▶ Material provided
=-=-=
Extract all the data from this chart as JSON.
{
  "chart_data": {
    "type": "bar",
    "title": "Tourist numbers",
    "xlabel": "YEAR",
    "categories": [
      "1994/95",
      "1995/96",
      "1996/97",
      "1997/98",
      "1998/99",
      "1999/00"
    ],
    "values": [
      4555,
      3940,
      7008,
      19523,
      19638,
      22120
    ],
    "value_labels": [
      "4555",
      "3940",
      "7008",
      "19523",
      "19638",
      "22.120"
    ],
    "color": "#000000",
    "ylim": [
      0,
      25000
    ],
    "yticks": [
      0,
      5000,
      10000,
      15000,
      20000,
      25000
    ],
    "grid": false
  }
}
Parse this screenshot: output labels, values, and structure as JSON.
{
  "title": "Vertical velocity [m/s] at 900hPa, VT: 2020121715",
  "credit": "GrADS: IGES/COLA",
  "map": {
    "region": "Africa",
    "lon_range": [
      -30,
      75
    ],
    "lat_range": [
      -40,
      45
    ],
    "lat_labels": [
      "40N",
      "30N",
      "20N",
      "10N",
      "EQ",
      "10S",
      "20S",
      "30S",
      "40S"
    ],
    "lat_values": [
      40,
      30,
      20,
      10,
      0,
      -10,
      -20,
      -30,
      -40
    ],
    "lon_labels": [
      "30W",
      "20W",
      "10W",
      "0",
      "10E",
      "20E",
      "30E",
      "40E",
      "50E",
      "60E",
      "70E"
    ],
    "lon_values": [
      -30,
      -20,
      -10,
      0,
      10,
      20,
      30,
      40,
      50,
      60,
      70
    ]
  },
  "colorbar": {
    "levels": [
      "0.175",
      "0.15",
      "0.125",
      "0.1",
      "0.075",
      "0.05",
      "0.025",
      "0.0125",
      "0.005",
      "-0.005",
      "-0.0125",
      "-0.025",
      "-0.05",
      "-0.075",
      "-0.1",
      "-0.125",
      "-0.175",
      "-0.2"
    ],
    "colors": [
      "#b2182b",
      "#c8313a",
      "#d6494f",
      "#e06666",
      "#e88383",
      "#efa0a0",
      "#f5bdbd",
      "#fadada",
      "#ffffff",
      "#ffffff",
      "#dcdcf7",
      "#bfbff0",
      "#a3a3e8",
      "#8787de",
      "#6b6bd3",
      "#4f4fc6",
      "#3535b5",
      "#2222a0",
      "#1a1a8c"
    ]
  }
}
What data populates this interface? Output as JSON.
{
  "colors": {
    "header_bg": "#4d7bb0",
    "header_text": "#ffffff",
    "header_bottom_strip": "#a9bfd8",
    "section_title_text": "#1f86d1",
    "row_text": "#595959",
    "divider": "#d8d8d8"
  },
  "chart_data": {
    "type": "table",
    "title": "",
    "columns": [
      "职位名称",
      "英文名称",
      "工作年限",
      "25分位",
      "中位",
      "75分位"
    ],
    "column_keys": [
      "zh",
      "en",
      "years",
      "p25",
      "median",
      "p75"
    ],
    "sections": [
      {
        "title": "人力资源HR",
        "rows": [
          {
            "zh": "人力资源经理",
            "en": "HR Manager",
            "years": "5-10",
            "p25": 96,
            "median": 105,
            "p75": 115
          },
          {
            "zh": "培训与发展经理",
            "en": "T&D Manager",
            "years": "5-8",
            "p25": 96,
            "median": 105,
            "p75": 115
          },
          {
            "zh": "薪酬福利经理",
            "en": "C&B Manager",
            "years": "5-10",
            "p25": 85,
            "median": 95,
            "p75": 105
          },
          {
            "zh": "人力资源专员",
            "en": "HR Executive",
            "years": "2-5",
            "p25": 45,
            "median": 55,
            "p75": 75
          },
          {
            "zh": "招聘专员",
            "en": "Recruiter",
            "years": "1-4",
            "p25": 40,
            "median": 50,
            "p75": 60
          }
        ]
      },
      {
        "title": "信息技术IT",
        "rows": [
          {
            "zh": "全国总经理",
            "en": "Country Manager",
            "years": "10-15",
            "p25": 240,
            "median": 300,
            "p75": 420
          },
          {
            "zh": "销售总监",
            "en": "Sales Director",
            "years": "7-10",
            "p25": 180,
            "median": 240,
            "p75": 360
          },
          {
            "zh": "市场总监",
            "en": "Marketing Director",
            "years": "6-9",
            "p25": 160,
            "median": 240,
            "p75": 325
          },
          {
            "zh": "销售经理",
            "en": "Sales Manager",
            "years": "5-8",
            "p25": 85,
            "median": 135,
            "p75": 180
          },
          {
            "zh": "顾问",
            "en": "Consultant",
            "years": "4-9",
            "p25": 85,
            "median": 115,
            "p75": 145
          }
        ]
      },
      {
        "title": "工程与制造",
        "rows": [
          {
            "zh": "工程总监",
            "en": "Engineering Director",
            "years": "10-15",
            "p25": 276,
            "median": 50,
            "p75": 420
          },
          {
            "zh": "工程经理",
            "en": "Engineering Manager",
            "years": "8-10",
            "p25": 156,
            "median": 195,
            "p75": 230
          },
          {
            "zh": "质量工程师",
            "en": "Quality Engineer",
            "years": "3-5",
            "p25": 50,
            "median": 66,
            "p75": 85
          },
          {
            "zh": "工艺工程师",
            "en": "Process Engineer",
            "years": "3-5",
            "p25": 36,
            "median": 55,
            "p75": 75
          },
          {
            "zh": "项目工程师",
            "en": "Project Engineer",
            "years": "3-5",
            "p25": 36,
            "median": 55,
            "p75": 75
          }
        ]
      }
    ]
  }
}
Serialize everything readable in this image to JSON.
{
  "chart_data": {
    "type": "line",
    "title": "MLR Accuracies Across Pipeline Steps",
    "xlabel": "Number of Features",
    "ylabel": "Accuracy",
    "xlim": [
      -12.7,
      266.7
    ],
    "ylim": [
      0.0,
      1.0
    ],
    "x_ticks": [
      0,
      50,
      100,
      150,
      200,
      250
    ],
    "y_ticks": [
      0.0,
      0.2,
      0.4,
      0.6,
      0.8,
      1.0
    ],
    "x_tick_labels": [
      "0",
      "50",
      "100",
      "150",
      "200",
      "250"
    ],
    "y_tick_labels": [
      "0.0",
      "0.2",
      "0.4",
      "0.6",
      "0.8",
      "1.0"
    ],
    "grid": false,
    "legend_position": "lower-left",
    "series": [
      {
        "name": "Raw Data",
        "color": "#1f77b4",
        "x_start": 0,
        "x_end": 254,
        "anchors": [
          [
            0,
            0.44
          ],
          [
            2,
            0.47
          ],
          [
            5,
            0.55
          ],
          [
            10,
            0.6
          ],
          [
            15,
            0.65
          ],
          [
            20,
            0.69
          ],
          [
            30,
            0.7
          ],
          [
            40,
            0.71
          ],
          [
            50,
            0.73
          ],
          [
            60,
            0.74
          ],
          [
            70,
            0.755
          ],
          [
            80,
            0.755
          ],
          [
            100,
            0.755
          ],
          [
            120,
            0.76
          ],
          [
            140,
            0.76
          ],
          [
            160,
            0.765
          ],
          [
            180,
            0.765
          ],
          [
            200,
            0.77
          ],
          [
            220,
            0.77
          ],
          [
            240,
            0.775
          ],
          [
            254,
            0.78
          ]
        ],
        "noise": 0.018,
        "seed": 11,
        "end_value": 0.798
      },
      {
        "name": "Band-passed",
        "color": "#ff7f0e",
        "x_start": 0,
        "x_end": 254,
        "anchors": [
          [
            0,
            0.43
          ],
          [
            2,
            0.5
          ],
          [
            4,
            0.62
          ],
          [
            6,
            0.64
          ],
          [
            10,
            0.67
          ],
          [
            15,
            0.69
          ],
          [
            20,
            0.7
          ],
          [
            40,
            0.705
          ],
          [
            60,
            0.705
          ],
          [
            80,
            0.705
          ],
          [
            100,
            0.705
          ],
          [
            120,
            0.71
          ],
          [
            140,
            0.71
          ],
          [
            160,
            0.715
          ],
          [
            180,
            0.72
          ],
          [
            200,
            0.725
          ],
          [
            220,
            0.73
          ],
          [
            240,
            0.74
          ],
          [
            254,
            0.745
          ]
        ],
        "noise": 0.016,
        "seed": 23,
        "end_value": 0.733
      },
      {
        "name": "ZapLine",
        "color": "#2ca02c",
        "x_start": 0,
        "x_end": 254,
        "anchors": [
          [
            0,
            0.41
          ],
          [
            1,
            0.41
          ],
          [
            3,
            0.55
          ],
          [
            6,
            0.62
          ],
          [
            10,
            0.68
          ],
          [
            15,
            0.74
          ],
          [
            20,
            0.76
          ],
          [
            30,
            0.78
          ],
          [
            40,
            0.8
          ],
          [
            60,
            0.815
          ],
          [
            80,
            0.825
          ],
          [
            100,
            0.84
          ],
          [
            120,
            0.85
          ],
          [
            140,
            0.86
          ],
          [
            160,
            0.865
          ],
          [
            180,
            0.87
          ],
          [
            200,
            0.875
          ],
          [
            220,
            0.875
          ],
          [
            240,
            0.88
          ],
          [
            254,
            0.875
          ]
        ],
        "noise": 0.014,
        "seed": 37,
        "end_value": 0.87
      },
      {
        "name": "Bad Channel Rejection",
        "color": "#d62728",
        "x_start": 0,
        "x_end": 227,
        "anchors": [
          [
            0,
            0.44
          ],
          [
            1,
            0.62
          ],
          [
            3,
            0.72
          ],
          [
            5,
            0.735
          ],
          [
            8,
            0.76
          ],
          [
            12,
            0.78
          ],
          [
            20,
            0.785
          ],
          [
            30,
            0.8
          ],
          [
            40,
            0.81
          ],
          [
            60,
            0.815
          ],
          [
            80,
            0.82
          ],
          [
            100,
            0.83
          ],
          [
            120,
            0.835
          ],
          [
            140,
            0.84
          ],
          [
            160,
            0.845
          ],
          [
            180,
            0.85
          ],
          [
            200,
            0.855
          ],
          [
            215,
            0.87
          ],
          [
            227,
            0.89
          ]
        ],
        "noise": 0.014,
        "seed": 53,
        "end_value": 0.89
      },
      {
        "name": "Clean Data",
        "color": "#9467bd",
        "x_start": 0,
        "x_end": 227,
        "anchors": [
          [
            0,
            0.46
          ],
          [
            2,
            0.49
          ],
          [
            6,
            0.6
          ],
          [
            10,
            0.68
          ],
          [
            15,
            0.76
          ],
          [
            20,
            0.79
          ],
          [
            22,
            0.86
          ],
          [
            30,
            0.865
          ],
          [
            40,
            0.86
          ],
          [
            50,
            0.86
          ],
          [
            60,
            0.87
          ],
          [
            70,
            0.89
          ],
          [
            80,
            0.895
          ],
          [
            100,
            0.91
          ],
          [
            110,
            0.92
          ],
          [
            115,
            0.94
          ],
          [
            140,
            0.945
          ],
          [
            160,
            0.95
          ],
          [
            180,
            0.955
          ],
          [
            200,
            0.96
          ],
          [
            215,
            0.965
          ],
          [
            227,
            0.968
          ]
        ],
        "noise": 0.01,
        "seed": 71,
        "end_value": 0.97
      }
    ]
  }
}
=-=-=
Go through the records line by line and count those containing the string "xlabel". Give only the total.

▶ Solved problem
2